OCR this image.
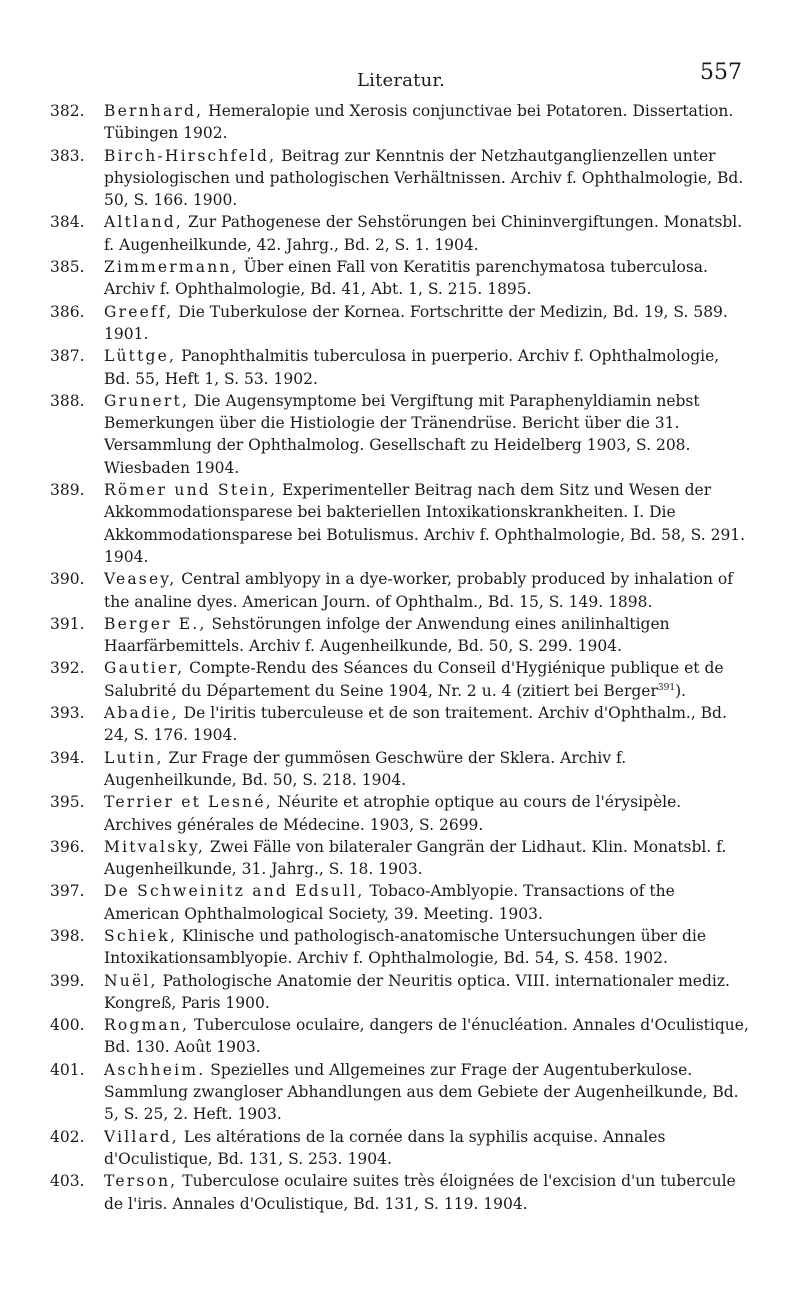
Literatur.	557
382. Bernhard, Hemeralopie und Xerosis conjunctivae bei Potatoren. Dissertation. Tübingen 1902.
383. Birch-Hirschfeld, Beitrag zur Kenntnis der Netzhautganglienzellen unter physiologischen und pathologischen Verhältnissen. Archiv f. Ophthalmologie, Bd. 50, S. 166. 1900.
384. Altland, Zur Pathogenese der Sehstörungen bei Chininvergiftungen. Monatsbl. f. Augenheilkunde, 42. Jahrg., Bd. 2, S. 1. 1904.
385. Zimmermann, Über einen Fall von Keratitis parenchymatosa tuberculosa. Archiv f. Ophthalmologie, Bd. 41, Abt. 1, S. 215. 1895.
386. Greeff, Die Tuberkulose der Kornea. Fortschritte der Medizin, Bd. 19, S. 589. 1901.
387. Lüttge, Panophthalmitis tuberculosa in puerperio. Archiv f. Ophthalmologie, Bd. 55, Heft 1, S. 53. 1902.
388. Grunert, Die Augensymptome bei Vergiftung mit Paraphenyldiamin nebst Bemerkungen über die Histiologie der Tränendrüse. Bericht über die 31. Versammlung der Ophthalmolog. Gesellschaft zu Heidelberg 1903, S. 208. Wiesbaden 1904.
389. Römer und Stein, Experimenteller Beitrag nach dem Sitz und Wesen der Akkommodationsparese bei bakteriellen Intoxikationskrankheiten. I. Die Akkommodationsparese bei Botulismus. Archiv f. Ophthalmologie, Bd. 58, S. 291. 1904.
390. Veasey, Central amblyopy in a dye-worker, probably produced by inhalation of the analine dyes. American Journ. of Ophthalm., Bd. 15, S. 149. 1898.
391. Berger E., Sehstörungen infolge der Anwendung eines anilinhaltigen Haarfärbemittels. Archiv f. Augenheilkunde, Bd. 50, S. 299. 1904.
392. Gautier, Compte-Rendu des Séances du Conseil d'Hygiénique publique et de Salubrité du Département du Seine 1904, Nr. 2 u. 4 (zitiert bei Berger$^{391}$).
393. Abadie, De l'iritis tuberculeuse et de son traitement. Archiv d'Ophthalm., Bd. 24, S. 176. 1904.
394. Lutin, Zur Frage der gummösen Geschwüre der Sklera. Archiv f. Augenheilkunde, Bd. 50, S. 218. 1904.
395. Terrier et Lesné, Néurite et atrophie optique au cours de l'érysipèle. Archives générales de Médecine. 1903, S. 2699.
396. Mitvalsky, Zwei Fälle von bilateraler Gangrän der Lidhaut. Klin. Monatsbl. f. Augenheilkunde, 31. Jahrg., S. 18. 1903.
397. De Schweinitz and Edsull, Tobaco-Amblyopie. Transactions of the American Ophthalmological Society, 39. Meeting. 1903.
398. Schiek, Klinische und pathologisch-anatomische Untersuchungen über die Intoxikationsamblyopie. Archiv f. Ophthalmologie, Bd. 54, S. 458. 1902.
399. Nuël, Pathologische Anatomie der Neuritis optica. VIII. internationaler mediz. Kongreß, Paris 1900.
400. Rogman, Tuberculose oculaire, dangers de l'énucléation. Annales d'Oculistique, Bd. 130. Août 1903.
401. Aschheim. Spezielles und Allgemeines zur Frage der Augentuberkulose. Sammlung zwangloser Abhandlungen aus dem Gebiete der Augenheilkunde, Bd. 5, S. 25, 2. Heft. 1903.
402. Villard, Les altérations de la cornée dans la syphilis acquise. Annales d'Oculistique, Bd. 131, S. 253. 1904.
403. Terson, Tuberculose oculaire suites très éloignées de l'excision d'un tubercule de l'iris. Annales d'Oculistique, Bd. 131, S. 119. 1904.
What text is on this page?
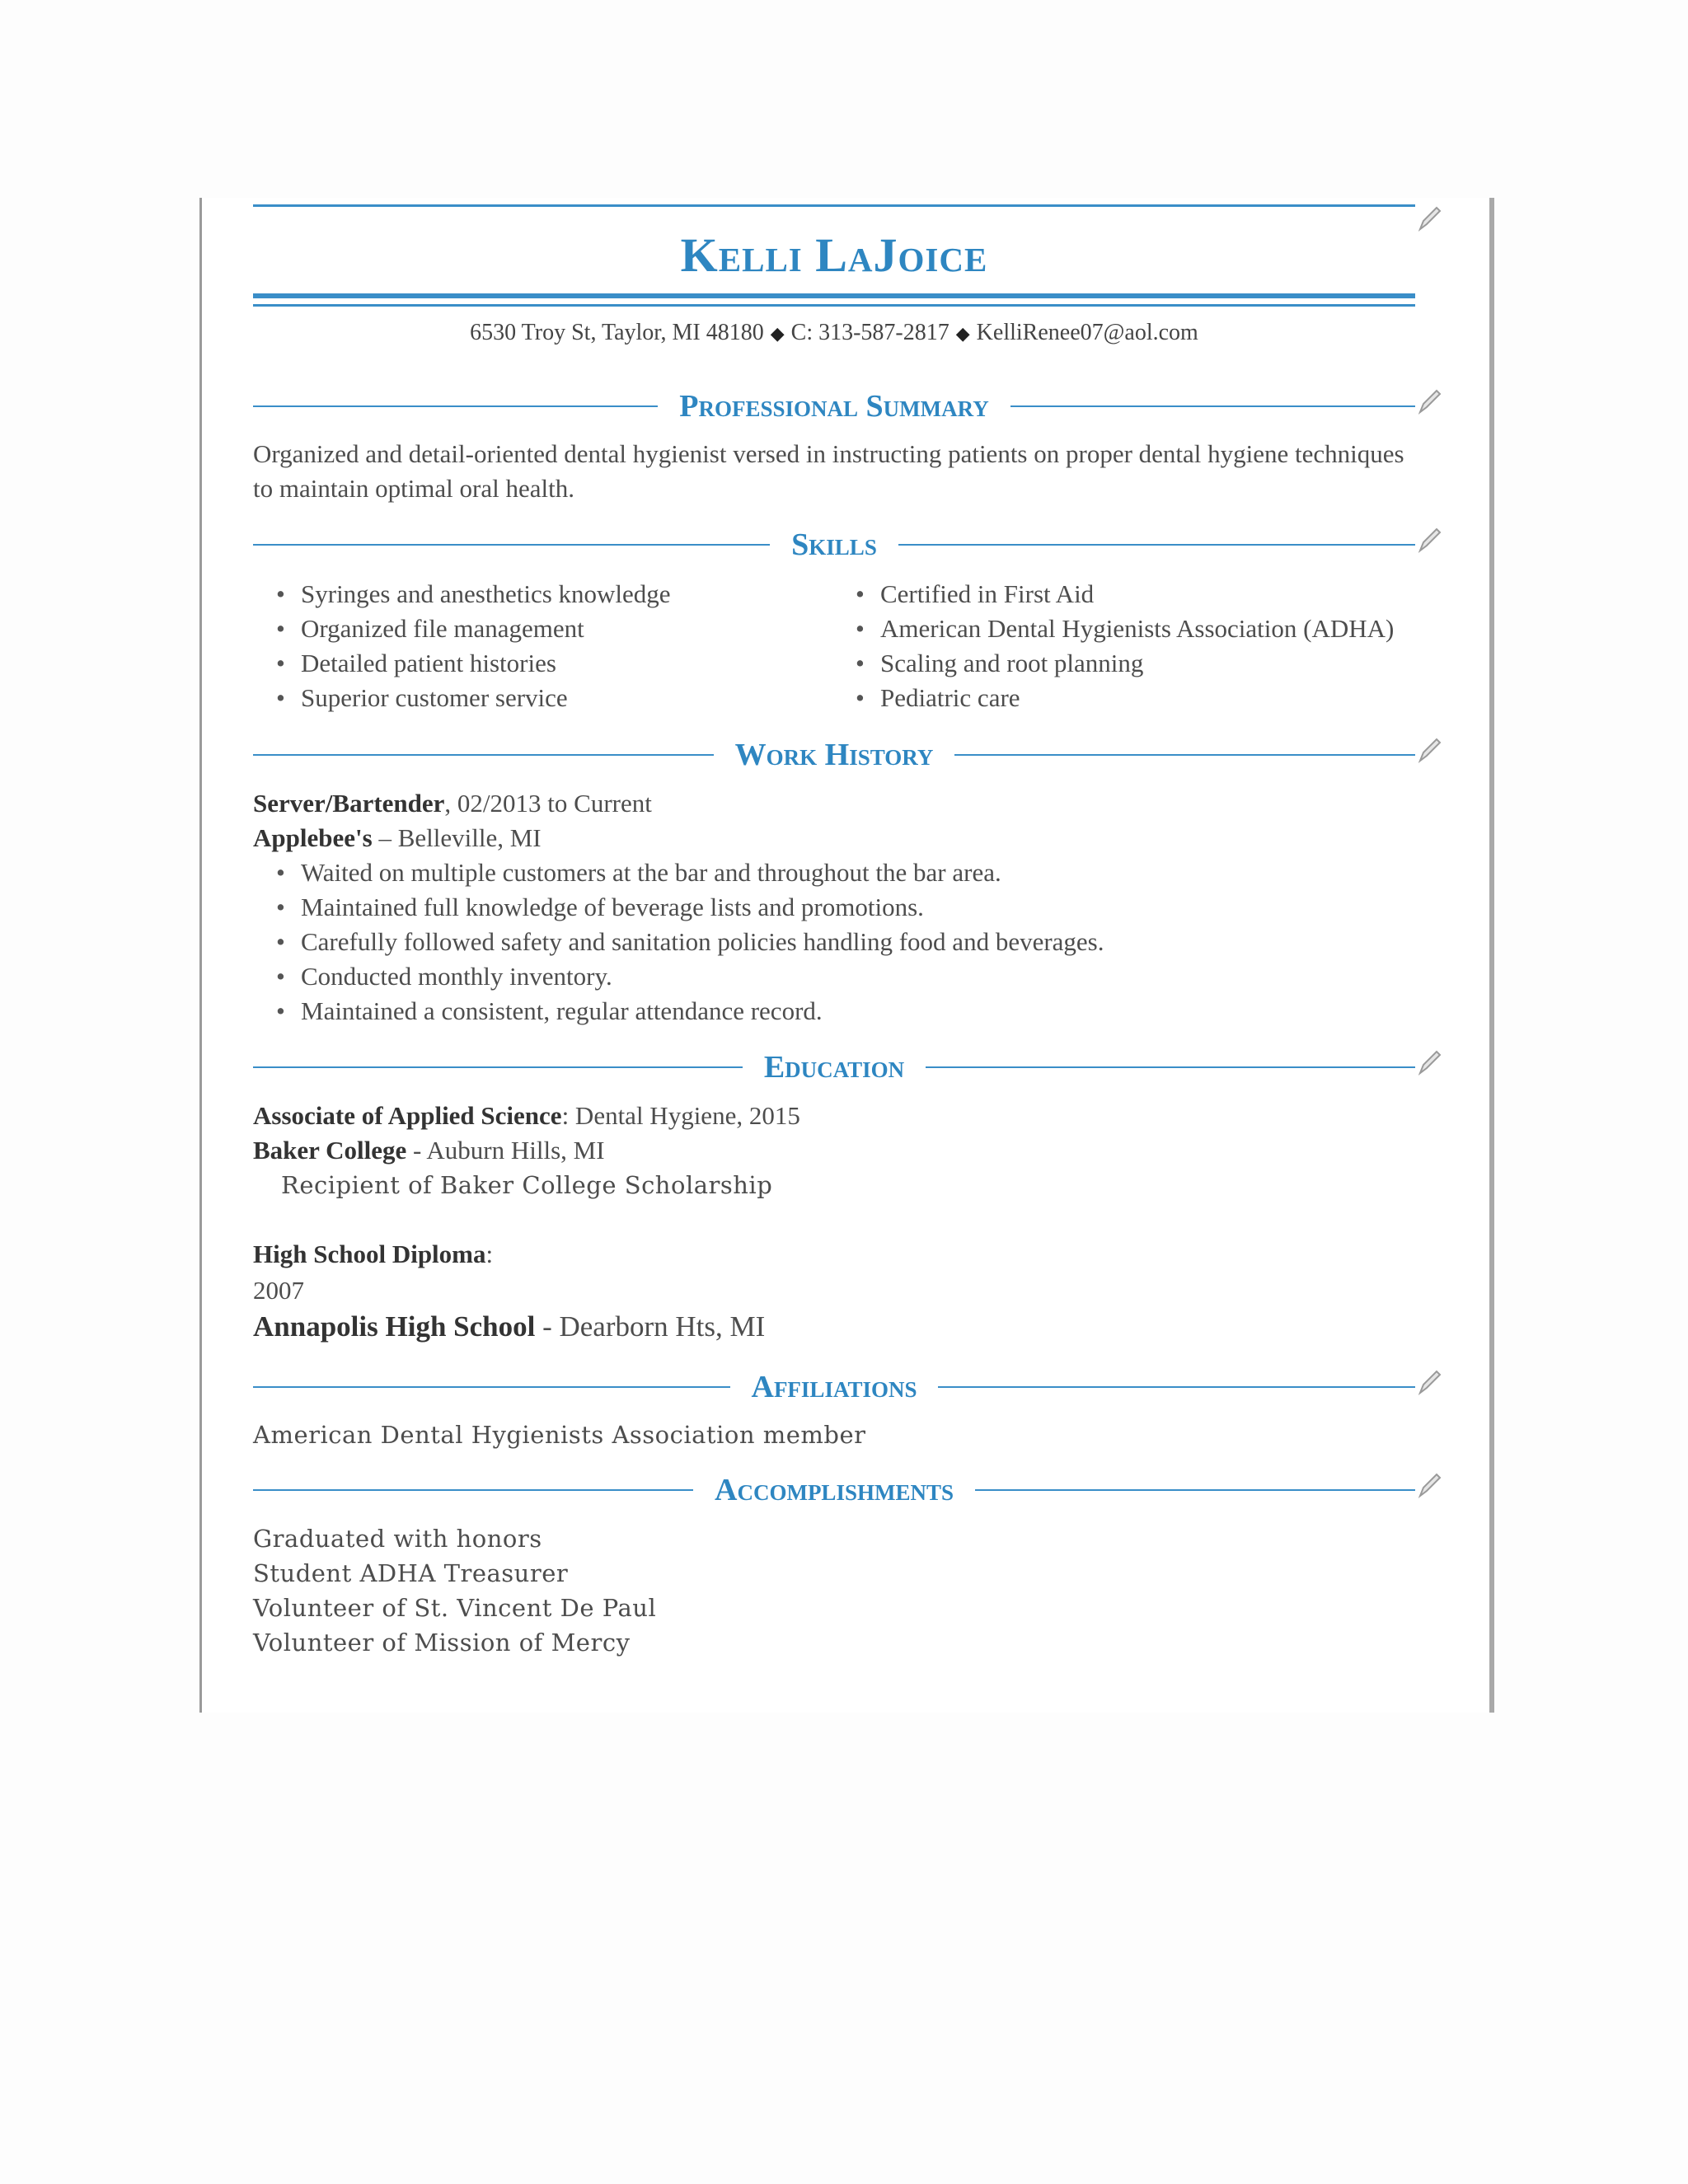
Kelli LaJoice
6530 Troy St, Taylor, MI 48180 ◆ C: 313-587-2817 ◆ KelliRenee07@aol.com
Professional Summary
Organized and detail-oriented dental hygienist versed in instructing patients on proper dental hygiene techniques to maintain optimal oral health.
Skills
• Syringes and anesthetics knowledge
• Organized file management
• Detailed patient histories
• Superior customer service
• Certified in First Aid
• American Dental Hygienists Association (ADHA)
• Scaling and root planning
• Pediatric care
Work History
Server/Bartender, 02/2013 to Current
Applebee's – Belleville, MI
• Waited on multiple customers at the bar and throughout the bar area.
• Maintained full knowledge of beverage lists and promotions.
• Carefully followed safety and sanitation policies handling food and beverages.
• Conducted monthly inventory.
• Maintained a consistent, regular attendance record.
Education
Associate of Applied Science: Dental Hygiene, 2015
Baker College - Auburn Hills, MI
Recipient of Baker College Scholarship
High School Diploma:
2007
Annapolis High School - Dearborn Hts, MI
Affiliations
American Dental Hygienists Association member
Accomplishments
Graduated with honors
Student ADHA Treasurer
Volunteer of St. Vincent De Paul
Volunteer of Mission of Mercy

++++++++

An exact copy of all the records, free of pictures, is the expected answer.

OCR this image.
Literatur.	557
382. Bernhard, Hemeralopie und Xerosis conjunctivae bei Potatoren. Dissertation. Tübingen 1902.
383. Birch-Hirschfeld, Beitrag zur Kenntnis der Netzhautganglienzellen unter physiologischen und pathologischen Verhältnissen. Archiv f. Ophthalmologie, Bd. 50, S. 166. 1900.
384. Altland, Zur Pathogenese der Sehstörungen bei Chininvergiftungen. Monatsbl. f. Augenheilkunde, 42. Jahrg., Bd. 2, S. 1. 1904.
385. Zimmermann, Über einen Fall von Keratitis parenchymatosa tuberculosa. Archiv f. Ophthalmologie, Bd. 41, Abt. 1, S. 215. 1895.
386. Greeff, Die Tuberkulose der Kornea. Fortschritte der Medizin, Bd. 19, S. 589. 1901.
387. Lüttge, Panophthalmitis tuberculosa in puerperio. Archiv f. Ophthalmologie, Bd. 55, Heft 1, S. 53. 1902.
388. Grunert, Die Augensymptome bei Vergiftung mit Paraphenyldiamin nebst Bemerkungen über die Histiologie der Tränendrüse. Bericht über die 31. Versammlung der Ophthalmolog. Gesellschaft zu Heidelberg 1903, S. 208. Wiesbaden 1904.
389. Römer und Stein, Experimenteller Beitrag nach dem Sitz und Wesen der Akkommodationsparese bei bakteriellen Intoxikationskrankheiten. I. Die Akkommodationsparese bei Botulismus. Archiv f. Ophthalmologie, Bd. 58, S. 291. 1904.
390. Veasey, Central amblyopy in a dye-worker, probably produced by inhalation of the analine dyes. American Journ. of Ophthalm., Bd. 15, S. 149. 1898.
391. Berger E., Sehstörungen infolge der Anwendung eines anilinhaltigen Haarfärbemittels. Archiv f. Augenheilkunde, Bd. 50, S. 299. 1904.
392. Gautier, Compte-Rendu des Séances du Conseil d'Hygiénique publique et de Salubrité du Département du Seine 1904, Nr. 2 u. 4 (zitiert bei Berger$^{391}$).
393. Abadie, De l'iritis tuberculeuse et de son traitement. Archiv d'Ophthalm., Bd. 24, S. 176. 1904.
394. Lutin, Zur Frage der gummösen Geschwüre der Sklera. Archiv f. Augenheilkunde, Bd. 50, S. 218. 1904.
395. Terrier et Lesné, Néurite et atrophie optique au cours de l'érysipèle. Archives générales de Médecine. 1903, S. 2699.
396. Mitvalsky, Zwei Fälle von bilateraler Gangrän der Lidhaut. Klin. Monatsbl. f. Augenheilkunde, 31. Jahrg., S. 18. 1903.
397. De Schweinitz and Edsull, Tobaco-Amblyopie. Transactions of the American Ophthalmological Society, 39. Meeting. 1903.
398. Schiek, Klinische und pathologisch-anatomische Untersuchungen über die Intoxikationsamblyopie. Archiv f. Ophthalmologie, Bd. 54, S. 458. 1902.
399. Nuël, Pathologische Anatomie der Neuritis optica. VIII. internationaler mediz. Kongreß, Paris 1900.
400. Rogman, Tuberculose oculaire, dangers de l'énucléation. Annales d'Oculistique, Bd. 130. Août 1903.
401. Aschheim. Spezielles und Allgemeines zur Frage der Augentuberkulose. Sammlung zwangloser Abhandlungen aus dem Gebiete der Augenheilkunde, Bd. 5, S. 25, 2. Heft. 1903.
402. Villard, Les altérations de la cornée dans la syphilis acquise. Annales d'Oculistique, Bd. 131, S. 253. 1904.
403. Terson, Tuberculose oculaire suites très éloignées de l'excision d'un tubercule de l'iris. Annales d'Oculistique, Bd. 131, S. 119. 1904.
What text is on this page?
Kelli LaJoice
6530 Troy St, Taylor, MI 48180 ◆ C: 313-587-2817 ◆ KelliRenee07@aol.com
Professional Summary
Organized and detail-oriented dental hygienist versed in instructing patients on proper dental hygiene techniques to maintain optimal oral health.
Skills
• Syringes and anesthetics knowledge
• Organized file management
• Detailed patient histories
• Superior customer service
• Certified in First Aid
• American Dental Hygienists Association (ADHA)
• Scaling and root planning
• Pediatric care
Work History
Server/Bartender, 02/2013 to Current
Applebee's – Belleville, MI
• Waited on multiple customers at the bar and throughout the bar area.
• Maintained full knowledge of beverage lists and promotions.
• Carefully followed safety and sanitation policies handling food and beverages.
• Conducted monthly inventory.
• Maintained a consistent, regular attendance record.
Education
Associate of Applied Science: Dental Hygiene, 2015
Baker College - Auburn Hills, MI
Recipient of Baker College Scholarship
High School Diploma:
2007
Annapolis High School - Dearborn Hts, MI
Affiliations
American Dental Hygienists Association member
Accomplishments
Graduated with honors
Student ADHA Treasurer
Volunteer of St. Vincent De Paul
Volunteer of Mission of Mercy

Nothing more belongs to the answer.